Geological setting of the Reguibat shield

The Reguibat Shield is a ca. 500 by 2,000 km belt of Proterozoic rocks trending southwest to northeast across southern Morocco, northern Mauritania, and southern Algeria. It comprises the northern basement exposure of the West African Craton (WAC) (Fig. 1A). The Reguibat Shield is subdivided into (1) an Archean province in the southwest, that is distinguished from the Proterozoic by high-grade metamorphic rocks (amphibolite and granulite facies) with abundant migmatite and ferruginous quartzites and (2) a Paleoproterozoic province in the center and east, consisting mostly of volcanic and volcano-sedimentary units of Eobirimian and Late Birimian age, and separated by calc-alkaline granitoids of Mesobirimian and Neobirimian magmatic events (Dillon and Sougy 1974; Bessoles 1977; Rocci et al. 1991; Schofield and Gillespie 2007). Now the boundary between the two provinces is marked by a shear zone and the Mdéna fault (Lahondère et al. 2003; Pitfield et al. 2004; Key et al. 2008).

**GIVEN PROBLEM 1**
Decide whether each statement agrees with the Reguibat Shield passage, answering yes or no and quoting the words that settle it: (a) The shield trends from southwest to northeast. (b) The Archean province lies in the east of the shield. (c) A shear zone and the Mdéna fault mark the boundary between the two provinces.
**GIVEN PROBLEM 2**
According to the Reguibat Shield passage, what are the approximate dimensions of the shield's belt of Proterozoic rocks?
**GIVEN PROBLEM 3**
Write what comes after the final sentence of the Reguibat Shield passage.

**PROVIDED RECORDS**

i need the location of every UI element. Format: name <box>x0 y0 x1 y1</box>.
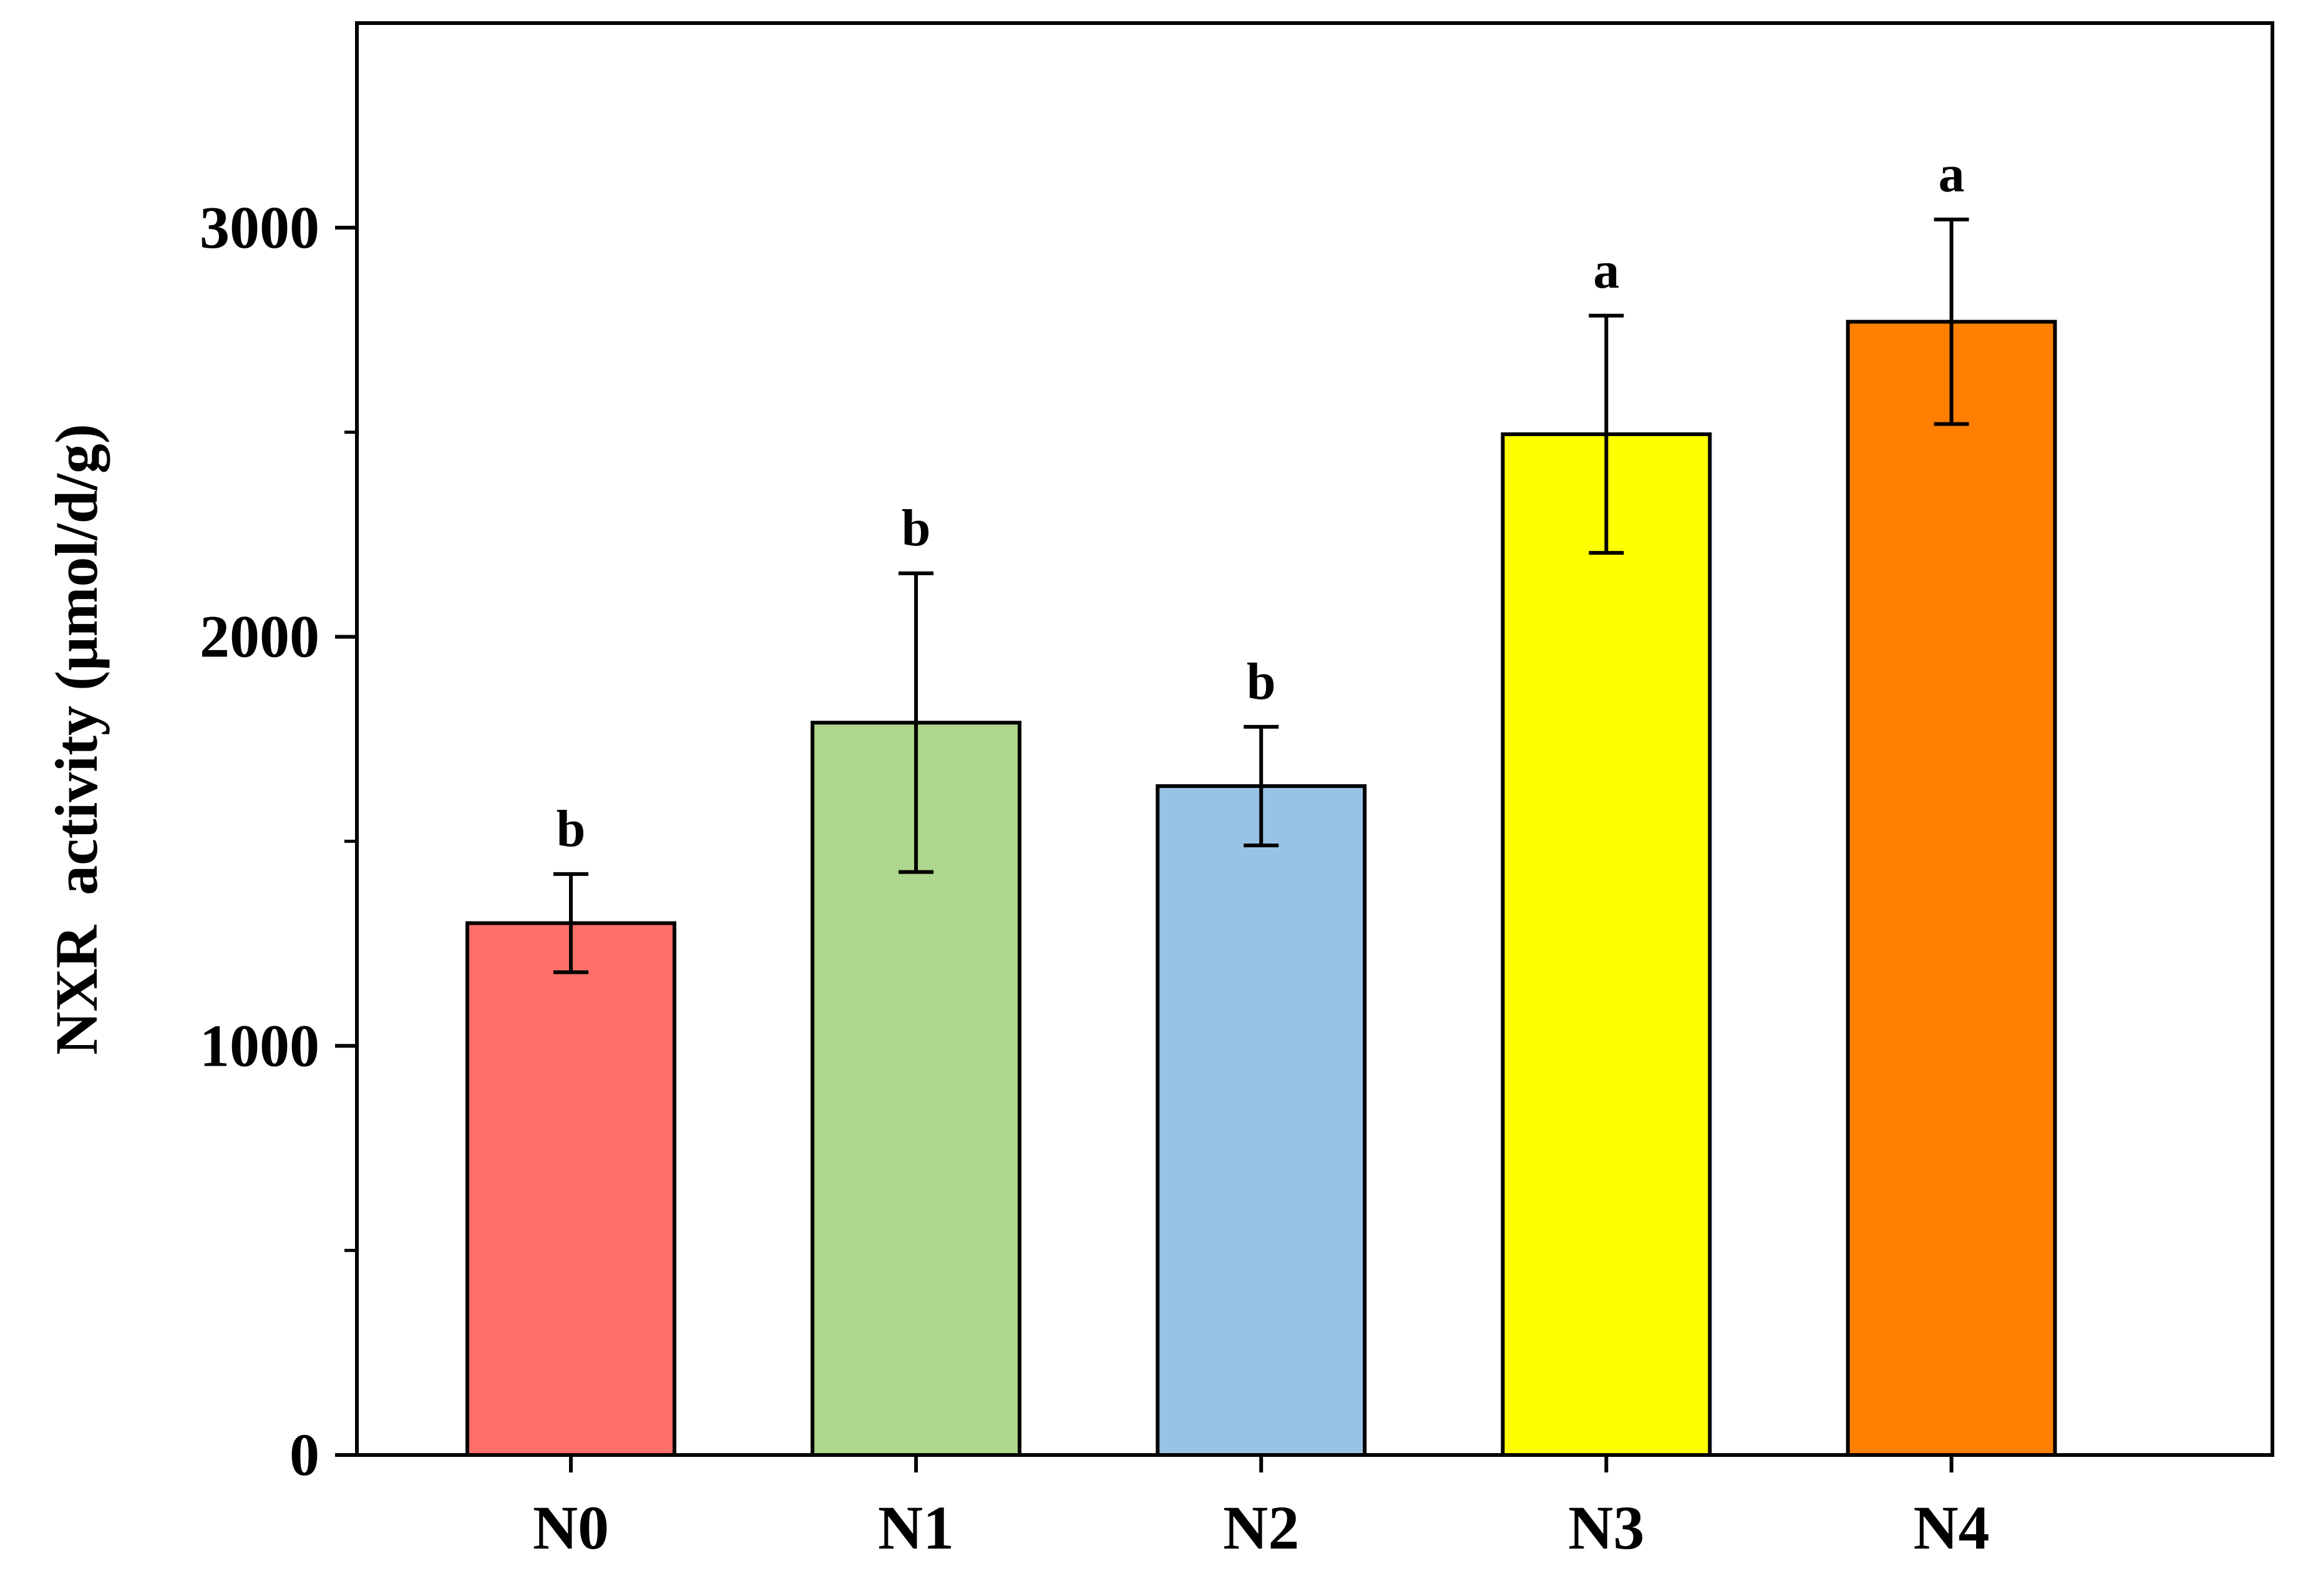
significance-label-n0: b <box>557 800 586 858</box>
significance-label-n1: b <box>902 499 931 557</box>
plot-frame <box>355 21 2274 1457</box>
axes-layer <box>355 21 2274 1457</box>
x-tick-label-n0: N0 <box>533 1493 609 1562</box>
x-tick-label-n4: N4 <box>1913 1493 1989 1562</box>
significance-label-n4: a <box>1939 145 1965 203</box>
bar-n0 <box>465 921 676 1457</box>
y-tick-label-3000: 3000 <box>200 194 319 261</box>
significance-label-n3: a <box>1593 241 1619 299</box>
x-tick-label-n3: N3 <box>1568 1493 1644 1562</box>
significance-label-n2: b <box>1247 653 1276 711</box>
y-tick-label-0: 0 <box>290 1421 319 1488</box>
bar-n4 <box>1846 319 2057 1457</box>
bar-n2 <box>1156 784 1367 1457</box>
bar-n3 <box>1501 432 1712 1457</box>
labels-layer: b N0 b N1 b N2 a N3 a N4 0 1000 2000 3000 <box>200 145 1990 1562</box>
y-tick-label-1000: 1000 <box>200 1012 319 1079</box>
ticks-layer <box>335 225 1954 1472</box>
x-tick-label-n2: N2 <box>1223 1493 1299 1562</box>
y-tick-label-2000: 2000 <box>200 603 319 670</box>
bars-layer <box>465 319 2057 1457</box>
error-bars-layer <box>553 217 1969 975</box>
x-tick-label-n1: N1 <box>878 1493 954 1562</box>
y-axis-title: NXR activity (μmol/d/g) <box>43 424 110 1055</box>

**TASK RESPONSE 1**
(a) Yes: "trending southwest to northeast across southern Morocco, northern Mauritania, and southern Algeria."
(b) No: "an Archean province in the southwest."
(c) Yes: "the boundary between the two provinces is marked by a shear zone and the Mdéna fault."

**TASK RESPONSE 2**
About 500 by 2,000 km.

**TASK RESPONSE 3**
The Archean province (Fig. 1B.) is further subdivided into two Terranes separated by an area of intense ductile shearing, oriented NNE-SSW, and 40 km wide. Terrane collision was dated from the syntectonic granite of the Aoutitilt Suite intruded within the N to NNE Tâçarât–Inemmaûdene Shear Zone: the age of 2.954 Ga for granite corresponds to the maximum timing of transpressive deformation (Pitfield et al., 2004).

The Choum-Rag el Abiod Terrane consists of metamorphic rocks as granulitic facies intersected by major granite bodies and occasionally by metabasic bodies. The Tasiast-Tijirit Terrane Fig. 1C.) consists of migmatitic gneiss, greenstone belts, late granites, and mafic dyke swarms scattered over the granite-gneiss basement. These mafic dyke swarms are preferentially oriented NNE-SSW to NE-SW, NW-SE to WNW-ESE, E-W and N-S.


Figure 1: A. Geological sketch map of the West African Craton and location of the Archean province of the Reguibat Shield (modified from Schofield et al., 2012); B. Geological map of the Archean province of the Reguibat Shield (from Schofield et al., 2012) and C. Simplified geological map showing the main lithological units of the study area (modified after Key, 2003; Key and Loughlin, 2003; Key et al., 2003; Pitfield et al., 2004 and Key et al., 2008).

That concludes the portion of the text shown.